WORK TASK:
Continue the forum thread about treating ich in a planted tank, picking up right after its final sentence.

DOCUMENT SECTION:
-- -- --

# Treating ich/itches in planted tank



## Mew_chan (Jan 28, 2009)

What is the best way to treat/medicate a planted tank... as well as a tank containing sensative fish?

*Betta with ich*Ok so my boyfriends betta developed a few white spots the other day so we bought a medication to treat it which I think contained methylene blue, malachite green and something else(it was a general medication for healing whitespot, fungus etc)... she is in a tank with some fire embers and 2 peppered cories... the tank is planted and I had heard that these medications and most others will kill plants (and can hurt sensative fish) so before dosing them we removed part of the filter (had to remove the bit that contained the filter media as the activated carbon is contained in the same section) and placed it and the plants in a bucket full of dechlorinated water... I had also heard that they can carry ich which is why the whole tank needs to be treated.... So far the spots are gone after 3days of treatment but obviously we are continuing the treatment for several more days...

So how should I treat the plants for the ich? or how long will it take for the plants to be considered ich free without treatment while being kept separate from the fish? also for future reference how would I treat the tank without removing the plants?

Also will the bacteria still be present in the filter after being left in the bucket with the plants? it has only been 3 days so far. should he feed the filter with fish food?

*Betta with an itch*
On another note my betta has developed an itch and is rubbing himself on the gravel and other parts in a tank.. so i want to do a similar treatment maybe using the same medication or aquarium salt... but hopefully without having to remove the live plants... the tank is the same as my boyfriends but it has bristlenosed cat fish and hengali rasboras. He is still quite active and is eating like a pig and generally appears normal besides the rubbing... I tried looking at his belly for velvet with a torch and honestly couldnt see anything since he is very shiny and metalic normally...


----------



## SueM (Jan 23, 2004)

Ick (_ichthyophthiriasis)_ has a 3 stage life span that last aprox 30 days. If at the 3rd stage, the tomites do not have a host fish, the life cycle is broken and the ick dies naturally.

-- -- --

PROVIDED RECORDS:
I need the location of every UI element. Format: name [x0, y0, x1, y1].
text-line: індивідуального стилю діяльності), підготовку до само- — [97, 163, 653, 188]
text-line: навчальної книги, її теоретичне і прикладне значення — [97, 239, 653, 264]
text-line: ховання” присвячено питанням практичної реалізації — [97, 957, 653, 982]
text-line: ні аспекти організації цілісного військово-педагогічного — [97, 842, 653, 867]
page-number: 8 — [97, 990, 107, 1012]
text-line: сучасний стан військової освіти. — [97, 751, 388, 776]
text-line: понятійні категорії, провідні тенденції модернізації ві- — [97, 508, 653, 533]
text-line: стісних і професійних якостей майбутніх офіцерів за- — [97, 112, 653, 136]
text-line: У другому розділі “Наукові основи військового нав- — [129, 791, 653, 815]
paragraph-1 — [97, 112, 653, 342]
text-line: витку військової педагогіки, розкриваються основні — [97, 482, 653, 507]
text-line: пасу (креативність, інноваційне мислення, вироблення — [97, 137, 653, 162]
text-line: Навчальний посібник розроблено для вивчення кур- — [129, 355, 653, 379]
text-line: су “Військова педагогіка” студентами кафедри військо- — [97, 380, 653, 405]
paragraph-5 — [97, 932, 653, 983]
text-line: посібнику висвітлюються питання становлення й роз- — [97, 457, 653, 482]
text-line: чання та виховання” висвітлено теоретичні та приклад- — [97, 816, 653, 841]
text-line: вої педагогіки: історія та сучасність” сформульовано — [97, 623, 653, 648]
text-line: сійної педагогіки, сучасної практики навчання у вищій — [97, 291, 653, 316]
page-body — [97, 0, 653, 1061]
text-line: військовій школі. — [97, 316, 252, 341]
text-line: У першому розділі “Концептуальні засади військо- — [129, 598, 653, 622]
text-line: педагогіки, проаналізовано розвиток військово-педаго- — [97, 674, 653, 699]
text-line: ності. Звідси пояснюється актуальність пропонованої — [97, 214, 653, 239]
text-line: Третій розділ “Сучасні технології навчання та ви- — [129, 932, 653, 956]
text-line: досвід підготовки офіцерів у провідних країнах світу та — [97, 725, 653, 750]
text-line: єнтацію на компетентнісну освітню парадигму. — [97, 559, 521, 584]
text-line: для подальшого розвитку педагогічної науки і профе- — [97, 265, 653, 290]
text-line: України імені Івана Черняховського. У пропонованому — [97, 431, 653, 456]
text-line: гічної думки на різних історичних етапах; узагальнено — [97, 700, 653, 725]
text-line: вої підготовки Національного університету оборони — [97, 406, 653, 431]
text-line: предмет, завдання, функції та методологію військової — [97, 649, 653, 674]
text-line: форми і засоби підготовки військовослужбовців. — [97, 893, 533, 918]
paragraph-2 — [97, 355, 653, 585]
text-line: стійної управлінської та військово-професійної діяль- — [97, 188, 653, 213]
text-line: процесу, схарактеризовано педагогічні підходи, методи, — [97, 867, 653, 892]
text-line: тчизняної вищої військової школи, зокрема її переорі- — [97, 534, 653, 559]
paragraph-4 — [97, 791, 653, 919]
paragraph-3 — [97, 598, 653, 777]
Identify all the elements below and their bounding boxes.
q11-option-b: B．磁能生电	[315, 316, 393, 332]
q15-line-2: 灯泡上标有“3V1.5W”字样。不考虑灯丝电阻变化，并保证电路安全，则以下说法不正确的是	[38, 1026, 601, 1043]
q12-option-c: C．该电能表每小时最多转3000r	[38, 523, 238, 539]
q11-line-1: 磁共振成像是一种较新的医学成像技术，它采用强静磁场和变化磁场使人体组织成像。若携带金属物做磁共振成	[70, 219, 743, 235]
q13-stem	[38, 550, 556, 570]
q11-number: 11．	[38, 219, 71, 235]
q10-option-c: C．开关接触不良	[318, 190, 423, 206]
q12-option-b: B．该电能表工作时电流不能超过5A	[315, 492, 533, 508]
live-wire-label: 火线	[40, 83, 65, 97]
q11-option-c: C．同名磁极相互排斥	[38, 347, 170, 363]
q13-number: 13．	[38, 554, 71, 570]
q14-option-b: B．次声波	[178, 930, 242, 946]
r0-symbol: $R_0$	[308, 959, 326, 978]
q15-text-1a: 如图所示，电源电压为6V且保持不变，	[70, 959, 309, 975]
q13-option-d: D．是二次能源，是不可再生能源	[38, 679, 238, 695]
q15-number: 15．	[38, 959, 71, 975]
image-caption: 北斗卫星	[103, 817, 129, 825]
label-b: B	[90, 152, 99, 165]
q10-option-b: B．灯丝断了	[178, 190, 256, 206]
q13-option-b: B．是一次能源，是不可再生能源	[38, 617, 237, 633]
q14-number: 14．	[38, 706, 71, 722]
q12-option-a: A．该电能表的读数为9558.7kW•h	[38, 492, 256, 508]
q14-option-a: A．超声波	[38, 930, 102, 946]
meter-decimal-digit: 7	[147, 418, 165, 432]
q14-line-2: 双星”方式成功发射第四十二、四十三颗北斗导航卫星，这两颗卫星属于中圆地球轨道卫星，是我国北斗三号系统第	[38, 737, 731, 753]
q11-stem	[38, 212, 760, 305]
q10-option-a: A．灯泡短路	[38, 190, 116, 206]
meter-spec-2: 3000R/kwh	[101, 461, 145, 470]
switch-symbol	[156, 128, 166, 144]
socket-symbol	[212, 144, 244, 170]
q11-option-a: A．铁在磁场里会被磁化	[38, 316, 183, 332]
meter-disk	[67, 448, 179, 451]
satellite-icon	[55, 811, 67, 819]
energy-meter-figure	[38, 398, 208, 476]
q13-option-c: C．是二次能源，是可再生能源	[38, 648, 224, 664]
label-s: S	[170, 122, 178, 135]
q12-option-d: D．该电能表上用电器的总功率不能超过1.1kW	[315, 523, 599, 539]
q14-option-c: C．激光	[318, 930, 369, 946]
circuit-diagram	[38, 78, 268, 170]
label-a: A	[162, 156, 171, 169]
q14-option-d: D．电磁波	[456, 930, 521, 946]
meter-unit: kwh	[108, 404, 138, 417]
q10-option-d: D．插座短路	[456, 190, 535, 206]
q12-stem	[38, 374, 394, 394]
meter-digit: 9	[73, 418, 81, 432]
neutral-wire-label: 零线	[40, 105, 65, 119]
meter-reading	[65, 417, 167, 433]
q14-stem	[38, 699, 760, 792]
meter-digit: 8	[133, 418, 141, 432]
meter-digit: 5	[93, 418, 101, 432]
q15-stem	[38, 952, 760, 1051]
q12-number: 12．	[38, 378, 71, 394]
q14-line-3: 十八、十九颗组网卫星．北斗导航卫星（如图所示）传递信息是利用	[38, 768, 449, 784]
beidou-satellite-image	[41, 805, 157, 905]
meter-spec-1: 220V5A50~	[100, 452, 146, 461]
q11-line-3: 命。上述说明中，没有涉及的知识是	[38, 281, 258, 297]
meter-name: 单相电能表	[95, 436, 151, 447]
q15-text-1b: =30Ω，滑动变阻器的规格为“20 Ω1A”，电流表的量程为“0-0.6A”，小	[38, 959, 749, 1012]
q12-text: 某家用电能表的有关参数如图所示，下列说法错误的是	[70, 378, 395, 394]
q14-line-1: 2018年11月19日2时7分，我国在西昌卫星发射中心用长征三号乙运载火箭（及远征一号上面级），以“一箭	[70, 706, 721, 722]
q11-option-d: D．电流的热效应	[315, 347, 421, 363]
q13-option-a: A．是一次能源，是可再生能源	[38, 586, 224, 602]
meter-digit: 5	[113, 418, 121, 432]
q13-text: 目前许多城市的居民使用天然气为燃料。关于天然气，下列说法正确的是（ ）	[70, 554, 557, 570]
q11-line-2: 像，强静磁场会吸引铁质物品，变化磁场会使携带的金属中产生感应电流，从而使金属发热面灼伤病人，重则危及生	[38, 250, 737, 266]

-- -- --

ANSWER SECTION:
So leaving the plants out for 30/40 days would do the trick. There are Ick meds that will not harm the plants, and for sensitive fish you cut the dose to 1/2 and treat twice as long. Remember to vacuum the bottom well between doses, as that is where eggs and larva are. 
http://www.peteducation.com/article.cfm?c=16+2160&aid=2421


----------



## Mew_chan (Jan 28, 2009)

So is salt a no no for planted tanks? I have java ferns, java moss and anubis plants... I would like to maybe do regular salt treatments of smaller doses to prevent this sort of thing in the future... would it work in my planted tank? and it is safe for use while the activated carbon is still in the tank? and it wont kill off my filter bacteria?


----------



## SueM (Jan 23, 2004)

Salt is a bad thing for planted tanks, there is very few plants that can handle salt. You are better off curing the Ich and Keeping a good schedule of tank maintenance. 
Salt should be used as medicinal only, unless you have brackish fish. 
No it will not affect the carbon, or the bio media. Except in high doses.


----------



## jones57742 (Sep 8, 2007)

Mc: I really hate to post here and incur the spanking from Sue but:

Please refer to *Ich Fighting - West Texas Style*

I did not observe adverse effects to any plants including Madagascar Lace.

TR


----------



## mousey (Jan 18, 2005)

I too have found that javas and anubias are not particularly affected by salt treatments for short periods of time and SOME salt in the water at other times.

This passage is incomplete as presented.